Items from a dataset:

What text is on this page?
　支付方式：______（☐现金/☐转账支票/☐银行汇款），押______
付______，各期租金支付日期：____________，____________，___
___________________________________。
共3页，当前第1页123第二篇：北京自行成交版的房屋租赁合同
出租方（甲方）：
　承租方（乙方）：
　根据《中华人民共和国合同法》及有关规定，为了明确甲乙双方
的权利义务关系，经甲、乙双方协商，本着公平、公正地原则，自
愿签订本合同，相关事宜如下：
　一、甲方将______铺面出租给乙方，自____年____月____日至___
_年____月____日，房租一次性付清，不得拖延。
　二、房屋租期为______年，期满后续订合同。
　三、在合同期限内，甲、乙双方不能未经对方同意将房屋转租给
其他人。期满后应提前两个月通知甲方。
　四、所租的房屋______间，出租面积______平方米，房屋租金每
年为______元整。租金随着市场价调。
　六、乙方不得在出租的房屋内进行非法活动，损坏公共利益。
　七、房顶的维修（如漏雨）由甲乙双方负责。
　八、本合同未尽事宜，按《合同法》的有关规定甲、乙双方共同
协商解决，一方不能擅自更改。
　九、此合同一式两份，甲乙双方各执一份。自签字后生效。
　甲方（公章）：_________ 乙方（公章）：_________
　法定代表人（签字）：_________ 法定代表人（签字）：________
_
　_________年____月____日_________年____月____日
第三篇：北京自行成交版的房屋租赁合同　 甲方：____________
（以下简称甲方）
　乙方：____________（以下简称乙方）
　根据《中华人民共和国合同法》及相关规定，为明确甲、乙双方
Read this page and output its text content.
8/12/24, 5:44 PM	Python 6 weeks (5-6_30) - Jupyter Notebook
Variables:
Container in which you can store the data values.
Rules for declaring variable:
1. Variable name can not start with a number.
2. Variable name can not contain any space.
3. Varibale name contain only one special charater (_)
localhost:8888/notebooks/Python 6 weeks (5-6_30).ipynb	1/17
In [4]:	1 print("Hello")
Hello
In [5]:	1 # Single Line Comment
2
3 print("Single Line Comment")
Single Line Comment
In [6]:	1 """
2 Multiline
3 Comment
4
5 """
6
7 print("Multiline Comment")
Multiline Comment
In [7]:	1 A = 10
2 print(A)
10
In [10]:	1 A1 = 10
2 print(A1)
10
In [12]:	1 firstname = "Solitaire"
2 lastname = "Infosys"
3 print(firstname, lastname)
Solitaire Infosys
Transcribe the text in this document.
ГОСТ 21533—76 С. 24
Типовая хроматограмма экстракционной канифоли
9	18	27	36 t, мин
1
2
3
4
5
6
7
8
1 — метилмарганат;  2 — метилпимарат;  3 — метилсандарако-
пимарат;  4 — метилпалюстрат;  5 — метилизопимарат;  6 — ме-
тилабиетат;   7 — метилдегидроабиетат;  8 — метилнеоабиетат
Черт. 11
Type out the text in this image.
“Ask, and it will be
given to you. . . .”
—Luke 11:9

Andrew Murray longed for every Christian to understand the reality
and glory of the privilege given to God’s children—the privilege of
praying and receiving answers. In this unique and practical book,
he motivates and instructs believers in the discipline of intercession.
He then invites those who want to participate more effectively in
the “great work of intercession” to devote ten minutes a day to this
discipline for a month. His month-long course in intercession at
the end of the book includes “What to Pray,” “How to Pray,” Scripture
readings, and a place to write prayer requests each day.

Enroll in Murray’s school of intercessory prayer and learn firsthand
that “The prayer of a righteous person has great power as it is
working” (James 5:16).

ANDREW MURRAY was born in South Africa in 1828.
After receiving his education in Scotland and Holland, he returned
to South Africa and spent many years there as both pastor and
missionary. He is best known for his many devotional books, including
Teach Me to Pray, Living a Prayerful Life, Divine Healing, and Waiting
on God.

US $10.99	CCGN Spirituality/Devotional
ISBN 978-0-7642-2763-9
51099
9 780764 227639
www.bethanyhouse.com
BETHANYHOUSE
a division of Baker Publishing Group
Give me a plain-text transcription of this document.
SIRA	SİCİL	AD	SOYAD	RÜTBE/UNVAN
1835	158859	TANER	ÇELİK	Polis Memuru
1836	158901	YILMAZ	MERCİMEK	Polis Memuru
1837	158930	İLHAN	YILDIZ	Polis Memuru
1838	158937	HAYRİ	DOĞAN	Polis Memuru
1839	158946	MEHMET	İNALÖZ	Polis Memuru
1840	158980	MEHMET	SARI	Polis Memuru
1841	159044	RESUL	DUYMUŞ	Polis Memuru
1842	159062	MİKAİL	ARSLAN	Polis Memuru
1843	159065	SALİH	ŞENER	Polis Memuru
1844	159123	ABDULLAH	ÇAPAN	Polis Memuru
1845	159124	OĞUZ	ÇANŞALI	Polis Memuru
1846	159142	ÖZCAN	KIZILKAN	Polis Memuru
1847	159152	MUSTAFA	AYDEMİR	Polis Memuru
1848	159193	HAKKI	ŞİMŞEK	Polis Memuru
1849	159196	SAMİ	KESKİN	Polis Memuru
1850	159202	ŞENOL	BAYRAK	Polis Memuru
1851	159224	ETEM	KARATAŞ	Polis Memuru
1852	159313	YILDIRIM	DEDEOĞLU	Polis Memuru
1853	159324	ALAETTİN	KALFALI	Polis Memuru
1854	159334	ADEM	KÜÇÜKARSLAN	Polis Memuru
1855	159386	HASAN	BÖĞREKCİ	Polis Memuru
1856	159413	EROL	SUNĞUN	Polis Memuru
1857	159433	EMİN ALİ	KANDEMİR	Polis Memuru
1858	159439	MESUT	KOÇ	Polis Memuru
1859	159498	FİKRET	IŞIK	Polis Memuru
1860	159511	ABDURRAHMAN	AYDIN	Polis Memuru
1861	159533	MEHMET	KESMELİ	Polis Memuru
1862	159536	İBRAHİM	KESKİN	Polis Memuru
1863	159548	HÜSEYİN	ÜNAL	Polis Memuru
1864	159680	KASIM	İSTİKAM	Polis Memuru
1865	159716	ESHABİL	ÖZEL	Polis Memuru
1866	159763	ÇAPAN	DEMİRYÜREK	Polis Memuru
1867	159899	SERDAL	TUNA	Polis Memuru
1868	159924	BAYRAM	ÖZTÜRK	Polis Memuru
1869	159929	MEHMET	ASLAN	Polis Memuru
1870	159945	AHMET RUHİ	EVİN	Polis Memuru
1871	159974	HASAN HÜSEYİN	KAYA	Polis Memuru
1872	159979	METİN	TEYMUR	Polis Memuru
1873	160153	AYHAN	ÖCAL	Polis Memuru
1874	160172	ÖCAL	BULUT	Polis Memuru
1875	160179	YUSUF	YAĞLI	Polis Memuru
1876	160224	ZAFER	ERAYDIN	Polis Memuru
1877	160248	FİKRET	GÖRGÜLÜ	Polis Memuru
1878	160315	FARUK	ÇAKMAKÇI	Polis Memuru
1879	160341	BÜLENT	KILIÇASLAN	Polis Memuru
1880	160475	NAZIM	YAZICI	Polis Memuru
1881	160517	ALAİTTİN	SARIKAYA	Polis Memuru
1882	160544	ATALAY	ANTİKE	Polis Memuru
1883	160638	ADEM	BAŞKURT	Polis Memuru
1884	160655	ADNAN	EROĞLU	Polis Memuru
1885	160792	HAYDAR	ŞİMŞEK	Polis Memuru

#### TASK GOAL:
Wherever a line in the data above holds "this", copy that line.

#### SOLVED PROBLEM:
What text is on this page?
Read this page and output its text content.
Transcribe the text in this document.
Type out the text in this image.
praying and receiving answers. In this unique and practical book,
the “great work of intercession” to devote ten minutes a day to this
Give me a plain-text transcription of this document.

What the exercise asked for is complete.